*WHAT YOU WILL DO*:
In the material below, list every line carrying the string "안전하고".
--*--
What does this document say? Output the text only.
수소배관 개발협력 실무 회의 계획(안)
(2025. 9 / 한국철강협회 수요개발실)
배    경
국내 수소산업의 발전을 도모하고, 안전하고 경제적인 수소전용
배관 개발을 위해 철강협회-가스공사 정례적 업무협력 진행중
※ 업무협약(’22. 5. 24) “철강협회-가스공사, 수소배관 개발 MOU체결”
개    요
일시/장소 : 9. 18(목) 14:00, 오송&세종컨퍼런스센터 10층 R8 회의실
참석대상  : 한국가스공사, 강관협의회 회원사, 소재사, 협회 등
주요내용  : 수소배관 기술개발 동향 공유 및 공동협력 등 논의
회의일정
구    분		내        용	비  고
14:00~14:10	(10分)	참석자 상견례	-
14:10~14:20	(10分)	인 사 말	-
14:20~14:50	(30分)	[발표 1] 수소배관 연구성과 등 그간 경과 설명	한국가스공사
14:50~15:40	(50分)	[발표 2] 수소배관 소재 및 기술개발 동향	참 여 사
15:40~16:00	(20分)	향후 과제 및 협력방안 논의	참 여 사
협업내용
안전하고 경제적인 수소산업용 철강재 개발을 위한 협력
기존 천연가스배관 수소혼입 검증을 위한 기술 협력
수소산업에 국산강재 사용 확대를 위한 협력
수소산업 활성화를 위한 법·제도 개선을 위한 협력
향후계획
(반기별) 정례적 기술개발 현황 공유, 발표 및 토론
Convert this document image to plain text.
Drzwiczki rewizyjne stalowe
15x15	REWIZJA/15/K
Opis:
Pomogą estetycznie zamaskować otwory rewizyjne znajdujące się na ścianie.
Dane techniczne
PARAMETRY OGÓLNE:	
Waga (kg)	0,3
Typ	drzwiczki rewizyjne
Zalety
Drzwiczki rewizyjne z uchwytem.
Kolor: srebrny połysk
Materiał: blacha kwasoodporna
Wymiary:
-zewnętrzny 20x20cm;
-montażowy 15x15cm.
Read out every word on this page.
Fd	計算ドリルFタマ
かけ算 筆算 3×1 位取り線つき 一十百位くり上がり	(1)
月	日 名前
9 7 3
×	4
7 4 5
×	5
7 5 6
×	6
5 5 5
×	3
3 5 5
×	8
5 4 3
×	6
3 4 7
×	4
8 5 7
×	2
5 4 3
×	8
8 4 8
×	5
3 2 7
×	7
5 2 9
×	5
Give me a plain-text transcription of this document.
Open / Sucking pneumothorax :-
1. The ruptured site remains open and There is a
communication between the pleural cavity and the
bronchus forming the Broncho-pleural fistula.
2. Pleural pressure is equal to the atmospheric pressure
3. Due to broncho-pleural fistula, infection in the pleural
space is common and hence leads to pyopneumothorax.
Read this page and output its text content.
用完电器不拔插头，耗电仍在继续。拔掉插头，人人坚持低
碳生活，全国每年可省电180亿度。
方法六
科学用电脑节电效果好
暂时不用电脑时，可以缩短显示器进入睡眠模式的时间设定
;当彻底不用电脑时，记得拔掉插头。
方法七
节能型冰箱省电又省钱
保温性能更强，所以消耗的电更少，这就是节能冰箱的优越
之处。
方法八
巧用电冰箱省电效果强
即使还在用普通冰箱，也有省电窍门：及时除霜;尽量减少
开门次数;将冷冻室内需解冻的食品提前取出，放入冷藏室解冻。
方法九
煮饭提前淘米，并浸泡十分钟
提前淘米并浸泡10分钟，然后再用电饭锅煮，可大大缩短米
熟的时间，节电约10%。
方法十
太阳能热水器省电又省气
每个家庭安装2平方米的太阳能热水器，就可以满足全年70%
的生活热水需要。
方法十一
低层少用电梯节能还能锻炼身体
--*--
*RESULT FOR THIS TASK*:
국내 수소산업의 발전을 도모하고, 안전하고 경제적인 수소전용
안전하고 경제적인 수소산업용 철강재 개발을 위한 협력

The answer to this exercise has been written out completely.